AIM OF THE EXERCISE: In the entries below, count every line with the string "donations". State the count and nothing else.

----------------------------------------

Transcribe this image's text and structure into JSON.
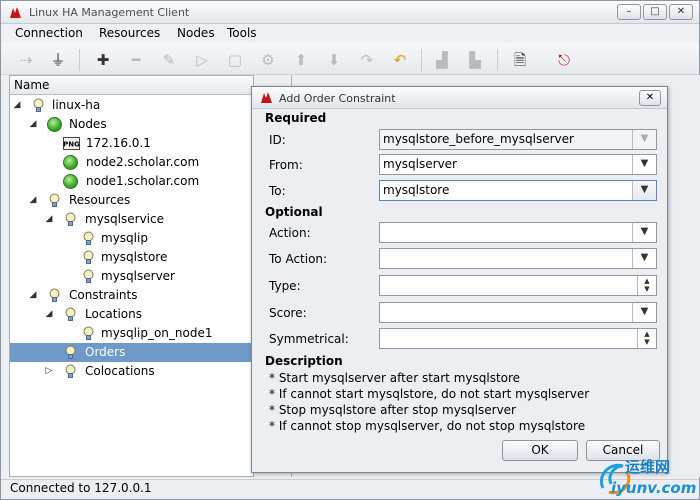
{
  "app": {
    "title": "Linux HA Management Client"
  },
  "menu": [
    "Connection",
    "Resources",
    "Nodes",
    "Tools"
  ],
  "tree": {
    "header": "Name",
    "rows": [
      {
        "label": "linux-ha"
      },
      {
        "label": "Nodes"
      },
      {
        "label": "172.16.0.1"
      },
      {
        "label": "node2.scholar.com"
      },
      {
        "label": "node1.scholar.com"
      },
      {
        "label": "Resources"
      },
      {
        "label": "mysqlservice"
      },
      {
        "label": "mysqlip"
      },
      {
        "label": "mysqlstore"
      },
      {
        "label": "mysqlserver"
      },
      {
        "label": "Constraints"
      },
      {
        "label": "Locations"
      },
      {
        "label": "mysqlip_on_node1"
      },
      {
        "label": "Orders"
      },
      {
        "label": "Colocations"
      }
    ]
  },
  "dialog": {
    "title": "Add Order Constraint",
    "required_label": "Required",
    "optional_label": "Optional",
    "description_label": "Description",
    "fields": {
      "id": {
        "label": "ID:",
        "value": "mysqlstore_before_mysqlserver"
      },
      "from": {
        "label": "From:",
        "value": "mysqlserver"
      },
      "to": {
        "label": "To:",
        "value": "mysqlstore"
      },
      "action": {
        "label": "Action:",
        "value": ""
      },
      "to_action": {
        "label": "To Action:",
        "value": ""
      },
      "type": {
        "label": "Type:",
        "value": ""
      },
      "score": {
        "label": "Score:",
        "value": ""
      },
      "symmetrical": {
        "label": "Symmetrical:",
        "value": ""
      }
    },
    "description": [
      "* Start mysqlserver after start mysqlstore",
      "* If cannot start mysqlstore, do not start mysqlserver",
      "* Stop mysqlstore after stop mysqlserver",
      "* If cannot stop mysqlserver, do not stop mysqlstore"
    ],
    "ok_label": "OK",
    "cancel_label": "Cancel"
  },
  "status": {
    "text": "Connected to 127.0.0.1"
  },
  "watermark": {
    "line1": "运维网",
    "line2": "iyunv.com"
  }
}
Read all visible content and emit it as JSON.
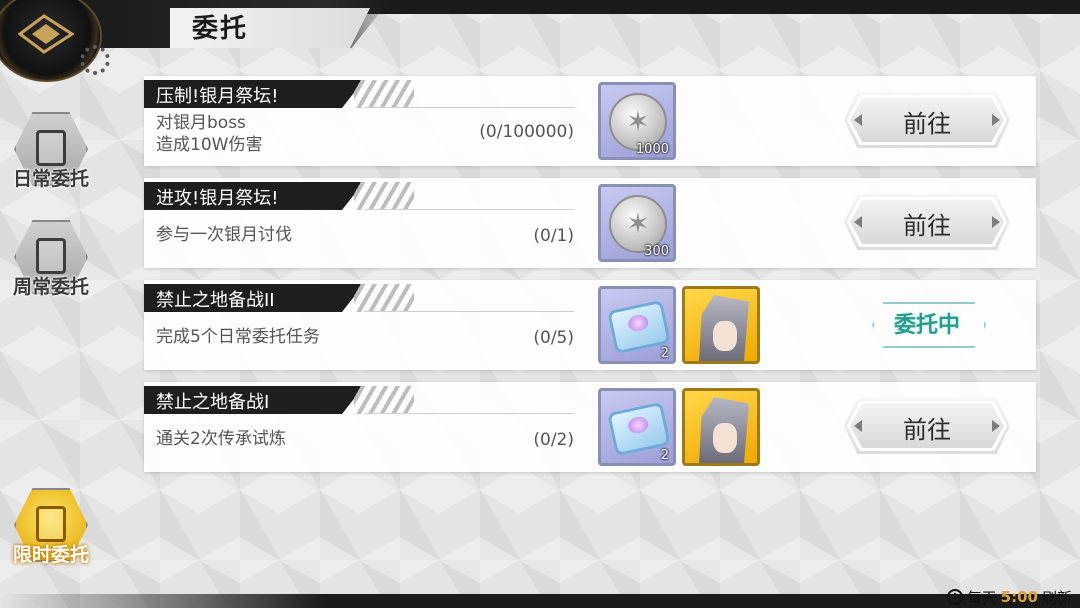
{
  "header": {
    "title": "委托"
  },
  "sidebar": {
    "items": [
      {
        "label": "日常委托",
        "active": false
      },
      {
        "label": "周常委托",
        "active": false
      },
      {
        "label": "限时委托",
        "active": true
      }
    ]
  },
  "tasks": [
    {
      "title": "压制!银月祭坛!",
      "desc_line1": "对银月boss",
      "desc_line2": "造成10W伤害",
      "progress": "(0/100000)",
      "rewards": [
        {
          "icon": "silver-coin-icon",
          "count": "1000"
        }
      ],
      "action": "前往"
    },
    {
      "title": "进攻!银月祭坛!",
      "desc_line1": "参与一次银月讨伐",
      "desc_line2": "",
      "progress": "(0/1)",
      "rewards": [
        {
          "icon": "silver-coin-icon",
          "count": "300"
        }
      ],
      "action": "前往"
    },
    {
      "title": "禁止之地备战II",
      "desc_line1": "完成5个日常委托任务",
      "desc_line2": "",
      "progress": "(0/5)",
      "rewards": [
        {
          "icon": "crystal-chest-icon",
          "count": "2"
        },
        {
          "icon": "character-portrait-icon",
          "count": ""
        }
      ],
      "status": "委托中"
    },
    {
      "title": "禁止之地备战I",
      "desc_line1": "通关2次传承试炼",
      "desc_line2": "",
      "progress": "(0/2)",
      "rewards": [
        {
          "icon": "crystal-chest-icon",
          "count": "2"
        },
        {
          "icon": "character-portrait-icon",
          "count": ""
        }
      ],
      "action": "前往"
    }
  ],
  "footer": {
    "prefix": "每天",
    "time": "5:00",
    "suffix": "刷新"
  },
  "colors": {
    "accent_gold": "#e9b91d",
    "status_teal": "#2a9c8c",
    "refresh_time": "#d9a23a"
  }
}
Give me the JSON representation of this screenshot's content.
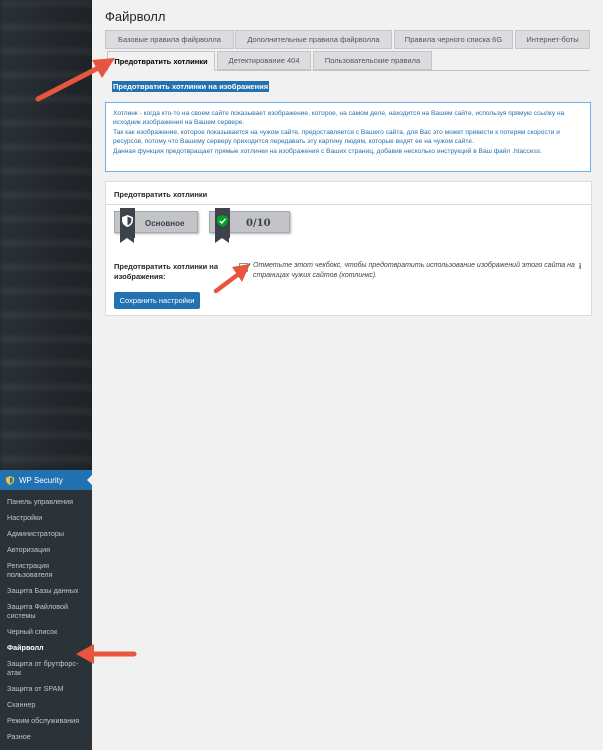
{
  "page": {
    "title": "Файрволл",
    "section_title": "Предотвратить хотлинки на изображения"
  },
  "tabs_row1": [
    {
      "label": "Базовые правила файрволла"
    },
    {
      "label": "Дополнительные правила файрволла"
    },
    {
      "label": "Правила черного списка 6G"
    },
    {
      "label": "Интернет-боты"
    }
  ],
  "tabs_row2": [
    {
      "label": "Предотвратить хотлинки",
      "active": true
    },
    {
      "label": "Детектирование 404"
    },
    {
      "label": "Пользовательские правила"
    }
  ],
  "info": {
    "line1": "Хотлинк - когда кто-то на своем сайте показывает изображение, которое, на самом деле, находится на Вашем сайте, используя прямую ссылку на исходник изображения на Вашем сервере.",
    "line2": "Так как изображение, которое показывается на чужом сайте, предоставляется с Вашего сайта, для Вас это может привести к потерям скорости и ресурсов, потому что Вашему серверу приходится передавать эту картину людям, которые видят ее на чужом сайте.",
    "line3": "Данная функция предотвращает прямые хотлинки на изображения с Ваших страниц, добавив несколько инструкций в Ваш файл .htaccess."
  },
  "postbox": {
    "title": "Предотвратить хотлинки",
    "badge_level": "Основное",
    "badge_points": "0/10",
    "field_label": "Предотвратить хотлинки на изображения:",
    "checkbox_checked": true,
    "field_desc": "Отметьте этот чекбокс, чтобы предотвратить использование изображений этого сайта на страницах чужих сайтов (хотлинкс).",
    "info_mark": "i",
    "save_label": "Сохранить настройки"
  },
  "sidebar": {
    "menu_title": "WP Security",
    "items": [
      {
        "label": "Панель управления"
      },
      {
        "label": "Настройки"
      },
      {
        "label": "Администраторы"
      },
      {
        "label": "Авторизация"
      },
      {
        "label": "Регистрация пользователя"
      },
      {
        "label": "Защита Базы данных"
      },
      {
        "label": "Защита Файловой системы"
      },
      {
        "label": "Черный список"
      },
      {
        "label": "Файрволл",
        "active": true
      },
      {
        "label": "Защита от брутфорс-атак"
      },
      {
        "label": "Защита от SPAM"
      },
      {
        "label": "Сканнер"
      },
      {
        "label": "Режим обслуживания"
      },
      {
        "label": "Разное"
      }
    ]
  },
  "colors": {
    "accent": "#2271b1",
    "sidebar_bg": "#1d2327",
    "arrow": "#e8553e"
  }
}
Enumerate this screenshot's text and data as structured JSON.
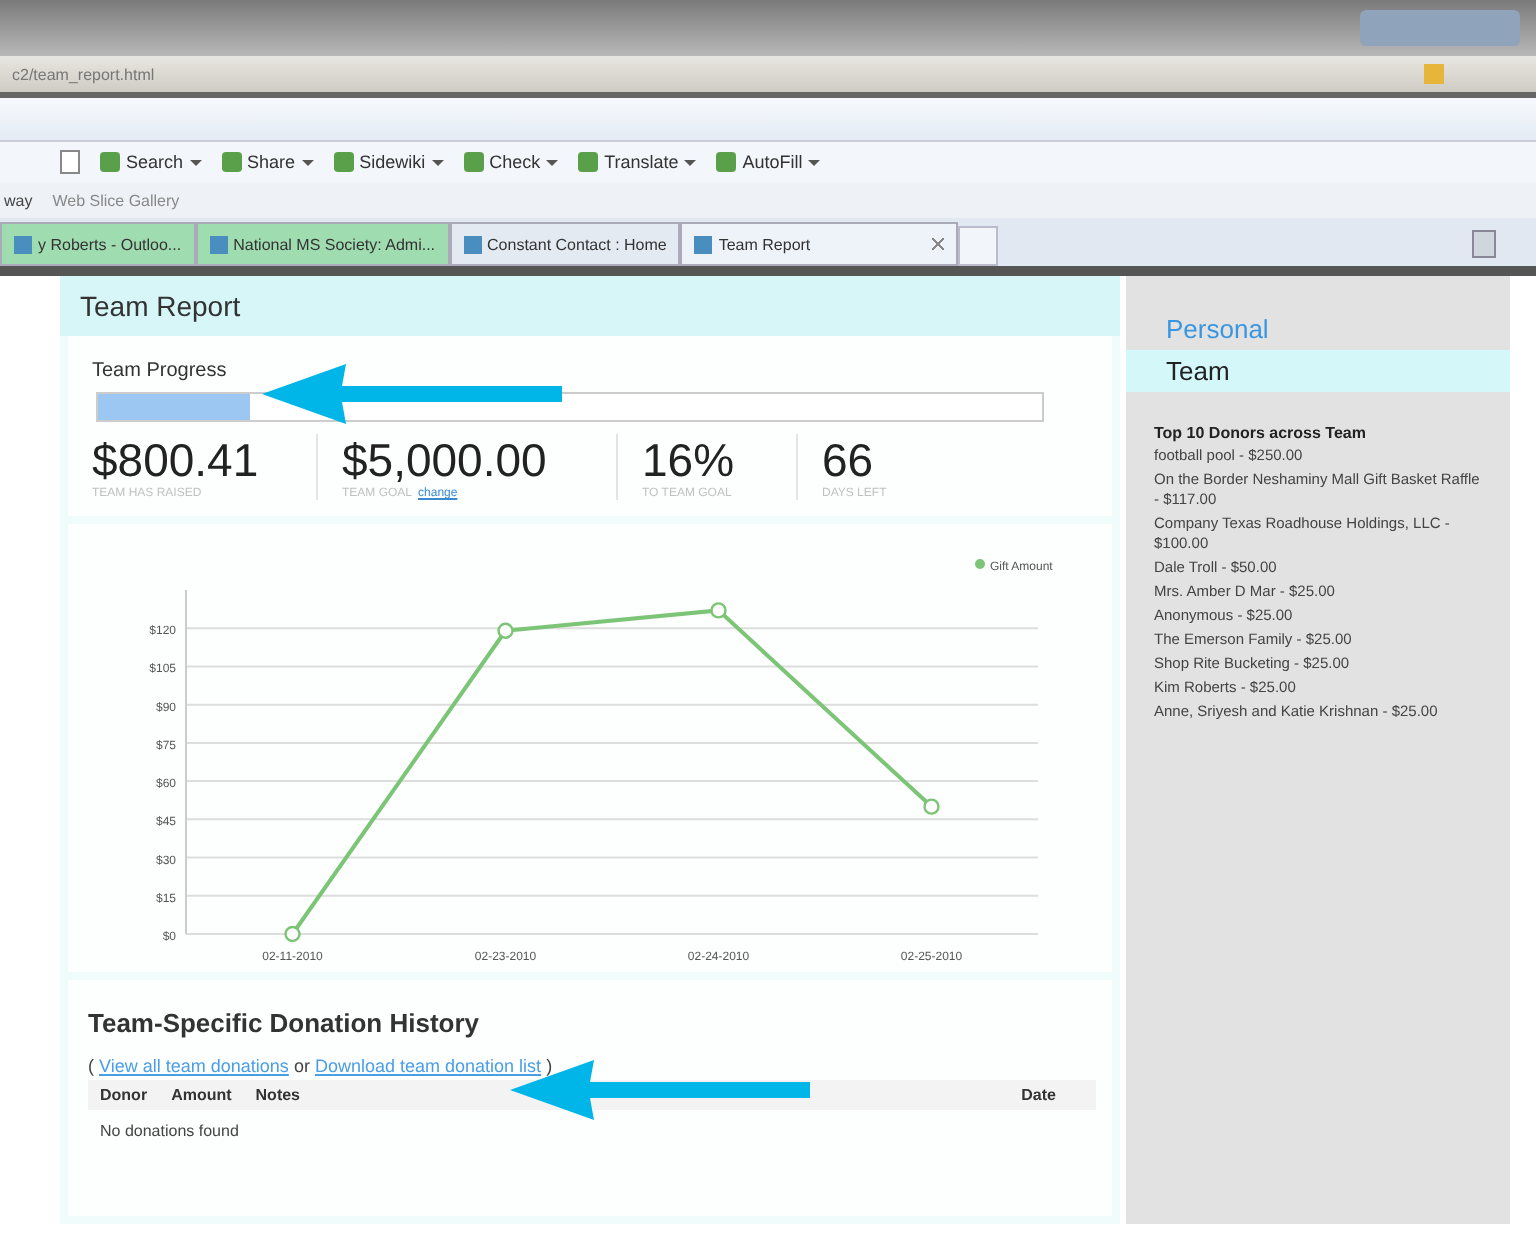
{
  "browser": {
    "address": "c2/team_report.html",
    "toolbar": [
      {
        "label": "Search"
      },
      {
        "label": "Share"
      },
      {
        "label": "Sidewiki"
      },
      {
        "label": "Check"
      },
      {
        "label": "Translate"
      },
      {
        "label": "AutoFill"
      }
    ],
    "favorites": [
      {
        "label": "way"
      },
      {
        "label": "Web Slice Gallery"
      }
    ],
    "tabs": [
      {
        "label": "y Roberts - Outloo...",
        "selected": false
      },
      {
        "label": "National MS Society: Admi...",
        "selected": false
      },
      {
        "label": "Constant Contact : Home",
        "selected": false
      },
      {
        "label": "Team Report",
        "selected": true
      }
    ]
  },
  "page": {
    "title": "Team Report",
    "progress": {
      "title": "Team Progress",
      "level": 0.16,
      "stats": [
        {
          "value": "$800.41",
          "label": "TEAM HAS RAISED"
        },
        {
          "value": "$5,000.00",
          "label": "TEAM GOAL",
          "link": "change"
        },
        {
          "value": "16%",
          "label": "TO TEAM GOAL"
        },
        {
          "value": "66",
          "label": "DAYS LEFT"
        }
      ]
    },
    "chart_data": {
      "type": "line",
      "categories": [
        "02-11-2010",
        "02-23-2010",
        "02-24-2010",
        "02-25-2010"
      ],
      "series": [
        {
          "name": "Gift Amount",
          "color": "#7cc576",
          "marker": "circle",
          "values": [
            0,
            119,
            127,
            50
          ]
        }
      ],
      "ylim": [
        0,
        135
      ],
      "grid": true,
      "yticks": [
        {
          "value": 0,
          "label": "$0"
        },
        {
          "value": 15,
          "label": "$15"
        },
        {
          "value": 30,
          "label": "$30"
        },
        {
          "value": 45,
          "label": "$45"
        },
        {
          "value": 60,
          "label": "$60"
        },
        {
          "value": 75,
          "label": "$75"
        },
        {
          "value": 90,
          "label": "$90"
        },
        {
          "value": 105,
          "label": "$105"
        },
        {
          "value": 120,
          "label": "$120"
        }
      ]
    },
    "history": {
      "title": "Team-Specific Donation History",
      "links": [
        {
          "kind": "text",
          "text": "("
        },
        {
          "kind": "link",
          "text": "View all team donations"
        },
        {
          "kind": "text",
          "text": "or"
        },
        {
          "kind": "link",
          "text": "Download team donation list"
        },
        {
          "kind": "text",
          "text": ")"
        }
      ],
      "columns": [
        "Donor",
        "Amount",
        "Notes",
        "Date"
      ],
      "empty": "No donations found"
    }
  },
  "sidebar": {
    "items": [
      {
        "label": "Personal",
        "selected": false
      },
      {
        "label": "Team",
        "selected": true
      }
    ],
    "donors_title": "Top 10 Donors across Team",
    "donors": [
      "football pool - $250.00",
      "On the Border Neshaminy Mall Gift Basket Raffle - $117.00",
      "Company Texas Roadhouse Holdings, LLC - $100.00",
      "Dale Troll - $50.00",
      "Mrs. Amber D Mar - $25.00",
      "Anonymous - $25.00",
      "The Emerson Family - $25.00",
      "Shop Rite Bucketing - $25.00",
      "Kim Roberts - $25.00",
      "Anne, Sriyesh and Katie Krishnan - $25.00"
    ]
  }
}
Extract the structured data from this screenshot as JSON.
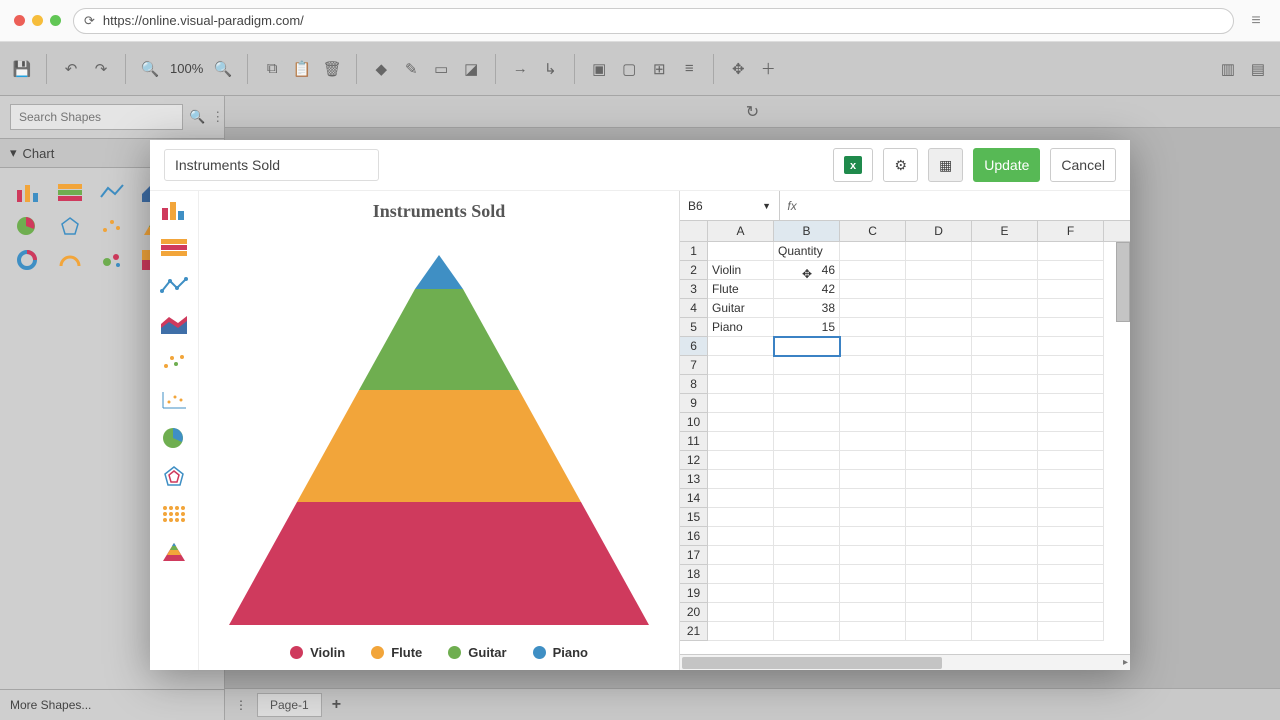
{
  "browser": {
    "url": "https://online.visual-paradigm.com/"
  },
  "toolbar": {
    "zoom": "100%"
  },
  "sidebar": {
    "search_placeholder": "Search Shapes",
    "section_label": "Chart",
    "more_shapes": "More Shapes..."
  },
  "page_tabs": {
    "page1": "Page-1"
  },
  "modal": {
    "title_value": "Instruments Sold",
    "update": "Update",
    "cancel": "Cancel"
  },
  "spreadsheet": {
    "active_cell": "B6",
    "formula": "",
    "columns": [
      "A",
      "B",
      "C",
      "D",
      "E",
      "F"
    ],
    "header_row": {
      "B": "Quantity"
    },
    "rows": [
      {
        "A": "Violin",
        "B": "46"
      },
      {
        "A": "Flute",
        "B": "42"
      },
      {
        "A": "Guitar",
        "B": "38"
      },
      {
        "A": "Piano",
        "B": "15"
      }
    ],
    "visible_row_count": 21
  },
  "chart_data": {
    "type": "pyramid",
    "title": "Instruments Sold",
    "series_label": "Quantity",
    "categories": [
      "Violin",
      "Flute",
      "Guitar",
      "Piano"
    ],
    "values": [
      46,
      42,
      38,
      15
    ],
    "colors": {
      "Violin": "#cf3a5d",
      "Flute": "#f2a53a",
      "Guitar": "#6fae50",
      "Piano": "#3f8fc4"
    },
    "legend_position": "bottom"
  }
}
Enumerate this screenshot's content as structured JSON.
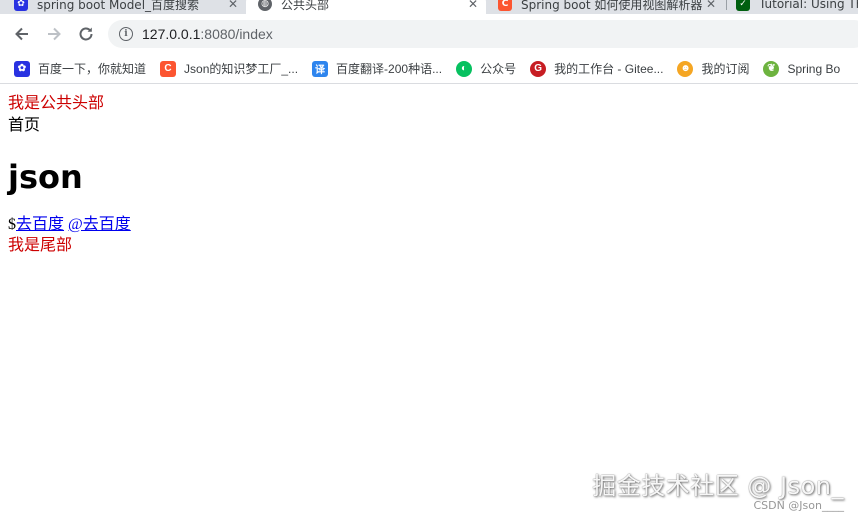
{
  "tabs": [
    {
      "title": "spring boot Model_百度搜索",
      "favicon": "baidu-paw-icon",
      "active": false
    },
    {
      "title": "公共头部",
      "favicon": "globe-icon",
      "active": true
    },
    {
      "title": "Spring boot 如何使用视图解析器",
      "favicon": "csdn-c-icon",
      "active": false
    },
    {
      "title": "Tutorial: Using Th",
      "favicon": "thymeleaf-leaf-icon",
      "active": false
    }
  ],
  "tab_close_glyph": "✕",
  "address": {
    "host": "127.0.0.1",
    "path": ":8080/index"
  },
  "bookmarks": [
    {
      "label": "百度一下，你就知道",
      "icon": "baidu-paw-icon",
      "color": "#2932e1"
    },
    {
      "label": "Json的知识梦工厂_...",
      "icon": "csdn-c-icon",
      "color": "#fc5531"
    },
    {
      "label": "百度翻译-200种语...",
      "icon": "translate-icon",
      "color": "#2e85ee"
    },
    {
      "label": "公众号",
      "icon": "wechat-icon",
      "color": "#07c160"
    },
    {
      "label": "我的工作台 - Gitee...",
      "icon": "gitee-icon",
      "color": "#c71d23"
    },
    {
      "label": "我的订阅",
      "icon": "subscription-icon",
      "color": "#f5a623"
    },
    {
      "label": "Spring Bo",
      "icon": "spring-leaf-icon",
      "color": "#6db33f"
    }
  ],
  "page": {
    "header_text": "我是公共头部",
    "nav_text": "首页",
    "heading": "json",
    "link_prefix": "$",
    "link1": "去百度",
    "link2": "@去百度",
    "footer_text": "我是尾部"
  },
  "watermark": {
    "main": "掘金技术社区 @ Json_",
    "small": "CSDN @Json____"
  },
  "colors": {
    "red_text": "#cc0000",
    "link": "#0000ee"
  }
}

----------------------------------------

PROBLEM SOLUTION: 2